━━━━━ INPUT ━━━━━
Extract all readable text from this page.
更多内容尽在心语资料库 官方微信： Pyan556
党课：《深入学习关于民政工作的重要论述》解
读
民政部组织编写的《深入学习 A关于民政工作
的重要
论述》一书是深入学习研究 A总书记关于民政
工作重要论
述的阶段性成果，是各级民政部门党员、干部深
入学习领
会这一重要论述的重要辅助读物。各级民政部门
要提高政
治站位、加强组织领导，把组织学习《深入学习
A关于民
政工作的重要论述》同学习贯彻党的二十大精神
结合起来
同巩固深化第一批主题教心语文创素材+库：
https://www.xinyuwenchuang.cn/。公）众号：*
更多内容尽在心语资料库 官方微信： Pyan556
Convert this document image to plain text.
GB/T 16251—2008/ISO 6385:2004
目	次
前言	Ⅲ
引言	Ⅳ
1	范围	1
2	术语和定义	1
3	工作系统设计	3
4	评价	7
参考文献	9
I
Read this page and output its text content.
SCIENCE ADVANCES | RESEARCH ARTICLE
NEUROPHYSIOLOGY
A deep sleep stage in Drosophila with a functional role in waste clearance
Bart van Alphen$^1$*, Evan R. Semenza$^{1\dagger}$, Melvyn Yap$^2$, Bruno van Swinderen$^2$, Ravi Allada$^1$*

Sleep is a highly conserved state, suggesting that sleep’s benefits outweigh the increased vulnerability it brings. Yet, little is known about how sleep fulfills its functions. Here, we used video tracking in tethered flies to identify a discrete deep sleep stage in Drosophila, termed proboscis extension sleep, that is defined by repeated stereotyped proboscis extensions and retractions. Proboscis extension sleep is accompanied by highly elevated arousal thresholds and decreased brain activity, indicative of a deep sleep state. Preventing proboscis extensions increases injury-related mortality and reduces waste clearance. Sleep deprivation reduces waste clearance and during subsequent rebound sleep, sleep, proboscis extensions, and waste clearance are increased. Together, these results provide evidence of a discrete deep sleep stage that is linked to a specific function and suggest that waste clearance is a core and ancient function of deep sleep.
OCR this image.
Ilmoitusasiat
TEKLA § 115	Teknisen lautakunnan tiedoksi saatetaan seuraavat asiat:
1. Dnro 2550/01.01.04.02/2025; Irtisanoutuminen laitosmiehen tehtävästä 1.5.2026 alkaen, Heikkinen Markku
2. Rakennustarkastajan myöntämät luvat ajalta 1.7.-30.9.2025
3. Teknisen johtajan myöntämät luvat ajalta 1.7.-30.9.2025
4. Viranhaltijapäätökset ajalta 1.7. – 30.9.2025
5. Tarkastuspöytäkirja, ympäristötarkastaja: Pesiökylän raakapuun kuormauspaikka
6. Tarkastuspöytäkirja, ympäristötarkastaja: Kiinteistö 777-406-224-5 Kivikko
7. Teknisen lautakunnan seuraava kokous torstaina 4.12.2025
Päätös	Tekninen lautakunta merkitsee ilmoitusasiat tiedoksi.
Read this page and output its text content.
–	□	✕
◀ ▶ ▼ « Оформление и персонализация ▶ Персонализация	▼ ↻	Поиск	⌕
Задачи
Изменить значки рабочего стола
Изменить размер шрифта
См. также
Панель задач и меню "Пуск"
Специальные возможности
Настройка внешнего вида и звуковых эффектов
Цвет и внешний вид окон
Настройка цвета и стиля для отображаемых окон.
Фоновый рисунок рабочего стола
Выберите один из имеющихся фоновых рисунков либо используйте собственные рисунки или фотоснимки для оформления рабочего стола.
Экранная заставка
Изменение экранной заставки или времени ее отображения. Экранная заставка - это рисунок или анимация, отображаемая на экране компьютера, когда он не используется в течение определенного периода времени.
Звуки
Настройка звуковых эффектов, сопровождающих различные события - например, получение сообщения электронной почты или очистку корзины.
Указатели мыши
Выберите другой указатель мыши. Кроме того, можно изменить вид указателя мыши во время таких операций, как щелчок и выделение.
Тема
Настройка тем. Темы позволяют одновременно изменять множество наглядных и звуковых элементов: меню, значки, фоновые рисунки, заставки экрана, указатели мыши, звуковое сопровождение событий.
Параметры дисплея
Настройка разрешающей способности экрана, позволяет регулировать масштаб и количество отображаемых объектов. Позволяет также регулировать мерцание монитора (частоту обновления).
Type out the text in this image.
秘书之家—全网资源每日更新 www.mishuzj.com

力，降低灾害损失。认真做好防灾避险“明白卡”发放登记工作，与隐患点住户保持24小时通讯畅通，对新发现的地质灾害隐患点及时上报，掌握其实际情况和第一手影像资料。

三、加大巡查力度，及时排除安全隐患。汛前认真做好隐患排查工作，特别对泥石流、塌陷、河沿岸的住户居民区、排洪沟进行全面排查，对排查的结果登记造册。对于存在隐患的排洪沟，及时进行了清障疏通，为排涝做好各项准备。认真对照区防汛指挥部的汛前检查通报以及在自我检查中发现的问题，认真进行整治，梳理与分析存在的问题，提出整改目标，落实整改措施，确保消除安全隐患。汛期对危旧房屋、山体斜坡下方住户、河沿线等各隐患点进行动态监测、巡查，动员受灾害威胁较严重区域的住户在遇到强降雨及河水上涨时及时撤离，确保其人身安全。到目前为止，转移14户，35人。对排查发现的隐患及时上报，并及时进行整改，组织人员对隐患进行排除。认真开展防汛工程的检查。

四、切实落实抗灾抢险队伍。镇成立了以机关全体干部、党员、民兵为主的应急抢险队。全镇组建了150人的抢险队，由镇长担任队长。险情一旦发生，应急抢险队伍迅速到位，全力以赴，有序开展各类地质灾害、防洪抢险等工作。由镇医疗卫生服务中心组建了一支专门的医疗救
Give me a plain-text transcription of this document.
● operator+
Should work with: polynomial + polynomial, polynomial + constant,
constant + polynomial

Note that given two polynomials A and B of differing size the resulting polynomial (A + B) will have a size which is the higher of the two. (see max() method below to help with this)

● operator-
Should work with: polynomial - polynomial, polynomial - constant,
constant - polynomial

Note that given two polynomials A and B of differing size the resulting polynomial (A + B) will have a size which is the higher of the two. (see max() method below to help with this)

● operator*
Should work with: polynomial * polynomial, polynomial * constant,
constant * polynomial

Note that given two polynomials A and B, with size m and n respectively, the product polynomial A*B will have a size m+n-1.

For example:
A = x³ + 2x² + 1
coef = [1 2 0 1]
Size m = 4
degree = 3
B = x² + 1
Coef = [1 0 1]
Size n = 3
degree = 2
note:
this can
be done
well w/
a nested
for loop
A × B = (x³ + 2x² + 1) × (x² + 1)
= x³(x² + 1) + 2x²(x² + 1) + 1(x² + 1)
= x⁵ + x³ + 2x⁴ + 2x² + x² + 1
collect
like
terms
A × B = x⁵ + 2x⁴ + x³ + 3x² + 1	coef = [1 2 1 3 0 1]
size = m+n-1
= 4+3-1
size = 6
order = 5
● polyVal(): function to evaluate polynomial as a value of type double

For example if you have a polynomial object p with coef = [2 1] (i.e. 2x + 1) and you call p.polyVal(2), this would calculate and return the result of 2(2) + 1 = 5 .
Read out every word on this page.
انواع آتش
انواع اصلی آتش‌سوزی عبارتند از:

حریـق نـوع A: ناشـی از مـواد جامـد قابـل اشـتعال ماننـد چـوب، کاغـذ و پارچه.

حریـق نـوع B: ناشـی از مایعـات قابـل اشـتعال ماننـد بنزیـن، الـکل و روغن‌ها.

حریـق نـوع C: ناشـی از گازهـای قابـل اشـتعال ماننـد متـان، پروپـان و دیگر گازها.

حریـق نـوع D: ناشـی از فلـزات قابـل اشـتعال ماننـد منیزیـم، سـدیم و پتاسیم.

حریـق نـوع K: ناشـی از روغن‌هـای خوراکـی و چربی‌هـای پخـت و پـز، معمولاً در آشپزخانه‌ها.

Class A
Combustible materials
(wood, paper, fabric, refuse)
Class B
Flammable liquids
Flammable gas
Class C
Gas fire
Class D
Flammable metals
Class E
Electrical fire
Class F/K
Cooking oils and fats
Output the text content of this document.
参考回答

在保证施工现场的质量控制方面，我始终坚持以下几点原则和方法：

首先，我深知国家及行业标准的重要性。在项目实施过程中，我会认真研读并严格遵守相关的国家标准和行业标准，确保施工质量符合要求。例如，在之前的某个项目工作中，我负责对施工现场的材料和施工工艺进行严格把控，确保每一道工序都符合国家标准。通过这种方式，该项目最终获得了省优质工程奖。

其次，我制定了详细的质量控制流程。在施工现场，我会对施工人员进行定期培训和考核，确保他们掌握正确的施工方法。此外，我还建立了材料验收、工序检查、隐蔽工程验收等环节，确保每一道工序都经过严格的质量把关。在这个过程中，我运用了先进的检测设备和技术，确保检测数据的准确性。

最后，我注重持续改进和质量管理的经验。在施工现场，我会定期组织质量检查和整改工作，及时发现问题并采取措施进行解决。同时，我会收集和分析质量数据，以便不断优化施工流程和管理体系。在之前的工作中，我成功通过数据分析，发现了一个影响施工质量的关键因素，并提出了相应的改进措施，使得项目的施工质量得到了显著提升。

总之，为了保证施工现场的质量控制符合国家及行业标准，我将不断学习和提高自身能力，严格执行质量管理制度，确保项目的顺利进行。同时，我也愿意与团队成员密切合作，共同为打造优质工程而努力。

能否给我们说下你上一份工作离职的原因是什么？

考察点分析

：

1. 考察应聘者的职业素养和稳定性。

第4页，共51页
━━━━━
# DIRECTIVE
Looking at the listing above, how many of its lines contain the string "заставка"? Give the number alone.

# EXPECTED ANSWER
2